• [Records for this exercise]:
--*--

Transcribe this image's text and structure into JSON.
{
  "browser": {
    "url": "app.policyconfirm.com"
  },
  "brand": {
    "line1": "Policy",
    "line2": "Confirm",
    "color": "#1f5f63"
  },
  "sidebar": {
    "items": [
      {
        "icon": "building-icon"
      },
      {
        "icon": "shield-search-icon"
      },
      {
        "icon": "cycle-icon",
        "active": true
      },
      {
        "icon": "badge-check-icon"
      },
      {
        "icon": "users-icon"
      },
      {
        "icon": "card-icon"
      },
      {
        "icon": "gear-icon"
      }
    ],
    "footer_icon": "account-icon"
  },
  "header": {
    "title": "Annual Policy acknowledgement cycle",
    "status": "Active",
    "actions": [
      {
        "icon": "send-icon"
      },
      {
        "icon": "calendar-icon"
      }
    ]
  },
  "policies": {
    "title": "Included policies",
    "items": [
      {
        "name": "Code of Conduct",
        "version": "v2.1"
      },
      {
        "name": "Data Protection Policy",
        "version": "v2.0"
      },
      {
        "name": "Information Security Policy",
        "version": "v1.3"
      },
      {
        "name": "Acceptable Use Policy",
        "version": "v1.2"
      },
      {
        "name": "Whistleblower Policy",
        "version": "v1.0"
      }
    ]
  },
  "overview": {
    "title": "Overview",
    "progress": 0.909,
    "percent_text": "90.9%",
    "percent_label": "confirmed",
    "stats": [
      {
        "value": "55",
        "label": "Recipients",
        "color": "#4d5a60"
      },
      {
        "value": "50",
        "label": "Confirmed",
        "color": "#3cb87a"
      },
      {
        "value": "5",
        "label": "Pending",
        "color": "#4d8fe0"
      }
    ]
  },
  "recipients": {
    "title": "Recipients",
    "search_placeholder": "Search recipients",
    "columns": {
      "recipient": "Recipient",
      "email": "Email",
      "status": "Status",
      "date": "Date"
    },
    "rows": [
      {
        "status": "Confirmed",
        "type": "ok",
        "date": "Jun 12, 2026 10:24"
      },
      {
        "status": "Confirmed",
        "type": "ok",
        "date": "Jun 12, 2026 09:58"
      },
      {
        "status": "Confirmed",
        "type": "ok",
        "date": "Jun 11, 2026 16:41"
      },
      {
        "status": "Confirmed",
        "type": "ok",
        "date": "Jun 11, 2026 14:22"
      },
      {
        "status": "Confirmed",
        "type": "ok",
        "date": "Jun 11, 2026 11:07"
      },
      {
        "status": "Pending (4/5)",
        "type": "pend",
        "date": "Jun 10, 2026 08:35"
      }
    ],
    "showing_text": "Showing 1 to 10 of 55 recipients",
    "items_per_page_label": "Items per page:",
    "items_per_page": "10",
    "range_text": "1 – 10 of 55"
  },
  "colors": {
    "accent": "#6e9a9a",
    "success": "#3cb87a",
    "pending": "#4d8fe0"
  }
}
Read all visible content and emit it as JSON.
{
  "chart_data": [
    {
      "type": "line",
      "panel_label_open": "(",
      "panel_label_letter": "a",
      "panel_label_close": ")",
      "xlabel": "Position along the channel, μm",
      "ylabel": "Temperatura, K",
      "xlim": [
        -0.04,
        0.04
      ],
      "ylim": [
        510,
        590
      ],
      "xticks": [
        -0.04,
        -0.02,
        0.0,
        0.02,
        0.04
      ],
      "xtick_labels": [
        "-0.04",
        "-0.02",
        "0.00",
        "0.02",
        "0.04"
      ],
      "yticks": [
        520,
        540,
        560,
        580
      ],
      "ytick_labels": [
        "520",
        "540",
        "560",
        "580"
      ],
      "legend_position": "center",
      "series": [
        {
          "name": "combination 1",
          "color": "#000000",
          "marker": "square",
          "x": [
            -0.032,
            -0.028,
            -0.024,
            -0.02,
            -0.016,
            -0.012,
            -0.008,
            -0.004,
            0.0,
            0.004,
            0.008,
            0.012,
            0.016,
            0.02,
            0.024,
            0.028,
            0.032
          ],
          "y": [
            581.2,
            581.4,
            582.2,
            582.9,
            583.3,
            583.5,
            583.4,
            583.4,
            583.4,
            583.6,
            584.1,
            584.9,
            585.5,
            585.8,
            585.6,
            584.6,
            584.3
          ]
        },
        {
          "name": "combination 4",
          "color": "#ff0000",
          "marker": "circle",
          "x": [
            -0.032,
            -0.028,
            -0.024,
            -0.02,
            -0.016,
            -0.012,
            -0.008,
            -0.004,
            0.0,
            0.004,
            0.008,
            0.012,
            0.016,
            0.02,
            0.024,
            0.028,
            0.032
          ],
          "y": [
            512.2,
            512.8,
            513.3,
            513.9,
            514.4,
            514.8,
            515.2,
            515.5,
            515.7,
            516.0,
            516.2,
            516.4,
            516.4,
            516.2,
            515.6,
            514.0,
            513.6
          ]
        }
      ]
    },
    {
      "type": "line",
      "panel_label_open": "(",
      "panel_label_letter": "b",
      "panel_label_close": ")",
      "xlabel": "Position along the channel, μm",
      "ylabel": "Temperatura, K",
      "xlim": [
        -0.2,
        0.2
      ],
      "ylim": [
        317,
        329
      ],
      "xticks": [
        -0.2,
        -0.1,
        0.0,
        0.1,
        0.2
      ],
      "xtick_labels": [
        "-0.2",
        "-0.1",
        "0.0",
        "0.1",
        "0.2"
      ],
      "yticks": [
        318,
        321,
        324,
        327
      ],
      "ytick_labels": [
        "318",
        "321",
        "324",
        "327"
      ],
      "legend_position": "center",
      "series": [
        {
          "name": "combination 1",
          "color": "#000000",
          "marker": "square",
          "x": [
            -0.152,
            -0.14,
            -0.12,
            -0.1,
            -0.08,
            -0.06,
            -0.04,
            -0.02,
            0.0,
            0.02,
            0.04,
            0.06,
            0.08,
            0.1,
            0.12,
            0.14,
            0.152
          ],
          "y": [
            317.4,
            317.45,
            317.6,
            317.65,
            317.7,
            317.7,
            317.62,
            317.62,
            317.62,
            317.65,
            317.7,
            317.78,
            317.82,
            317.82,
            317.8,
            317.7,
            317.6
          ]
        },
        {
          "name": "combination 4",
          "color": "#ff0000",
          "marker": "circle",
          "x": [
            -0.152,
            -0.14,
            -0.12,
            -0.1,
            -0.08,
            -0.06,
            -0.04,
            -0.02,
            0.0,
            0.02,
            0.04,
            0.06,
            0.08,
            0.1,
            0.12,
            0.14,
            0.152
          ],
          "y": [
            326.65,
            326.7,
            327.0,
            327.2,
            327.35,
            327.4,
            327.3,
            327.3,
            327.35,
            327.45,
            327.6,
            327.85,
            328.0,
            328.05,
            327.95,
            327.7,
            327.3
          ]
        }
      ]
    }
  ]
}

--*--

• [Written exercise]: Restate the listing in full, word for word.

• [Response]:
Transcribe this image's text and structure into JSON.
{
  "browser": {
    "url": "app.policyconfirm.com"
  },
  "brand": {
    "line1": "Policy",
    "line2": "Confirm",
    "color": "#1f5f63"
  },
  "sidebar": {
    "items": [
      {
        "icon": "building-icon"
      },
      {
        "icon": "shield-search-icon"
      },
      {
        "icon": "cycle-icon",
        "active": true
      },
      {
        "icon": "badge-check-icon"
      },
      {
        "icon": "users-icon"
      },
      {
        "icon": "card-icon"
      },
      {
        "icon": "gear-icon"
      }
    ],
    "footer_icon": "account-icon"
  },
  "header": {
    "title": "Annual Policy acknowledgement cycle",
    "status": "Active",
    "actions": [
      {
        "icon": "send-icon"
      },
      {
        "icon": "calendar-icon"
      }
    ]
  },
  "policies": {
    "title": "Included policies",
    "items": [
      {
        "name": "Code of Conduct",
        "version": "v2.1"
      },
      {
        "name": "Data Protection Policy",
        "version": "v2.0"
      },
      {
        "name": "Information Security Policy",
        "version": "v1.3"
      },
      {
        "name": "Acceptable Use Policy",
        "version": "v1.2"
      },
      {
        "name": "Whistleblower Policy",
        "version": "v1.0"
      }
    ]
  },
  "overview": {
    "title": "Overview",
    "progress": 0.909,
    "percent_text": "90.9%",
    "percent_label": "confirmed",
    "stats": [
      {
        "value": "55",
        "label": "Recipients",
        "color": "#4d5a60"
      },
      {
        "value": "50",
        "label": "Confirmed",
        "color": "#3cb87a"
      },
      {
        "value": "5",
        "label": "Pending",
        "color": "#4d8fe0"
      }
    ]
  },
  "recipients": {
    "title": "Recipients",
    "search_placeholder": "Search recipients",
    "columns": {
      "recipient": "Recipient",
      "email": "Email",
      "status": "Status",
      "date": "Date"
    },
    "rows": [
      {
        "status": "Confirmed",
        "type": "ok",
        "date": "Jun 12, 2026 10:24"
      },
      {
        "status": "Confirmed",
        "type": "ok",
        "date": "Jun 12, 2026 09:58"
      },
      {
        "status": "Confirmed",
        "type": "ok",
        "date": "Jun 11, 2026 16:41"
      },
      {
        "status": "Confirmed",
        "type": "ok",
        "date": "Jun 11, 2026 14:22"
      },
      {
        "status": "Confirmed",
        "type": "ok",
        "date": "Jun 11, 2026 11:07"
      },
      {
        "status": "Pending (4/5)",
        "type": "pend",
        "date": "Jun 10, 2026 08:35"
      }
    ],
    "showing_text": "Showing 1 to 10 of 55 recipients",
    "items_per_page_label": "Items per page:",
    "items_per_page": "10",
    "range_text": "1 – 10 of 55"
  },
  "colors": {
    "accent": "#6e9a9a",
    "success": "#3cb87a",
    "pending": "#4d8fe0"
  }
}
Read all visible content and emit it as JSON.
{
  "chart_data": [
    {
      "type": "line",
      "panel_label_open": "(",
      "panel_label_letter": "a",
      "panel_label_close": ")",
      "xlabel": "Position along the channel, μm",
      "ylabel": "Temperatura, K",
      "xlim": [
        -0.04,
        0.04
      ],
      "ylim": [
        510,
        590
      ],
      "xticks": [
        -0.04,
        -0.02,
        0.0,
        0.02,
        0.04
      ],
      "xtick_labels": [
        "-0.04",
        "-0.02",
        "0.00",
        "0.02",
        "0.04"
      ],
      "yticks": [
        520,
        540,
        560,
        580
      ],
      "ytick_labels": [
        "520",
        "540",
        "560",
        "580"
      ],
      "legend_position": "center",
      "series": [
        {
          "name": "combination 1",
          "color": "#000000",
          "marker": "square",
          "x": [
            -0.032,
            -0.028,
            -0.024,
            -0.02,
            -0.016,
            -0.012,
            -0.008,
            -0.004,
            0.0,
            0.004,
            0.008,
            0.012,
            0.016,
            0.02,
            0.024,
            0.028,
            0.032
          ],
          "y": [
            581.2,
            581.4,
            582.2,
            582.9,
            583.3,
            583.5,
            583.4,
            583.4,
            583.4,
            583.6,
            584.1,
            584.9,
            585.5,
            585.8,
            585.6,
            584.6,
            584.3
          ]
        },
        {
          "name": "combination 4",
          "color": "#ff0000",
          "marker": "circle",
          "x": [
            -0.032,
            -0.028,
            -0.024,
            -0.02,
            -0.016,
            -0.012,
            -0.008,
            -0.004,
            0.0,
            0.004,
            0.008,
            0.012,
            0.016,
            0.02,
            0.024,
            0.028,
            0.032
          ],
          "y": [
            512.2,
            512.8,
            513.3,
            513.9,
            514.4,
            514.8,
            515.2,
            515.5,
            515.7,
            516.0,
            516.2,
            516.4,
            516.4,
            516.2,
            515.6,
            514.0,
            513.6
          ]
        }
      ]
    },
    {
      "type": "line",
      "panel_label_open": "(",
      "panel_label_letter": "b",
      "panel_label_close": ")",
      "xlabel": "Position along the channel, μm",
      "ylabel": "Temperatura, K",
      "xlim": [
        -0.2,
        0.2
      ],
      "ylim": [
        317,
        329
      ],
      "xticks": [
        -0.2,
        -0.1,
        0.0,
        0.1,
        0.2
      ],
      "xtick_labels": [
        "-0.2",
        "-0.1",
        "0.0",
        "0.1",
        "0.2"
      ],
      "yticks": [
        318,
        321,
        324,
        327
      ],
      "ytick_labels": [
        "318",
        "321",
        "324",
        "327"
      ],
      "legend_position": "center",
      "series": [
        {
          "name": "combination 1",
          "color": "#000000",
          "marker": "square",
          "x": [
            -0.152,
            -0.14,
            -0.12,
            -0.1,
            -0.08,
            -0.06,
            -0.04,
            -0.02,
            0.0,
            0.02,
            0.04,
            0.06,
            0.08,
            0.1,
            0.12,
            0.14,
            0.152
          ],
          "y": [
            317.4,
            317.45,
            317.6,
            317.65,
            317.7,
            317.7,
            317.62,
            317.62,
            317.62,
            317.65,
            317.7,
            317.78,
            317.82,
            317.82,
            317.8,
            317.7,
            317.6
          ]
        },
        {
          "name": "combination 4",
          "color": "#ff0000",
          "marker": "circle",
          "x": [
            -0.152,
            -0.14,
            -0.12,
            -0.1,
            -0.08,
            -0.06,
            -0.04,
            -0.02,
            0.0,
            0.02,
            0.04,
            0.06,
            0.08,
            0.1,
            0.12,
            0.14,
            0.152
          ],
          "y": [
            326.65,
            326.7,
            327.0,
            327.2,
            327.35,
            327.4,
            327.3,
            327.3,
            327.35,
            327.45,
            327.6,
            327.85,
            328.0,
            328.05,
            327.95,
            327.7,
            327.3
          ]
        }
      ]
    }
  ]
}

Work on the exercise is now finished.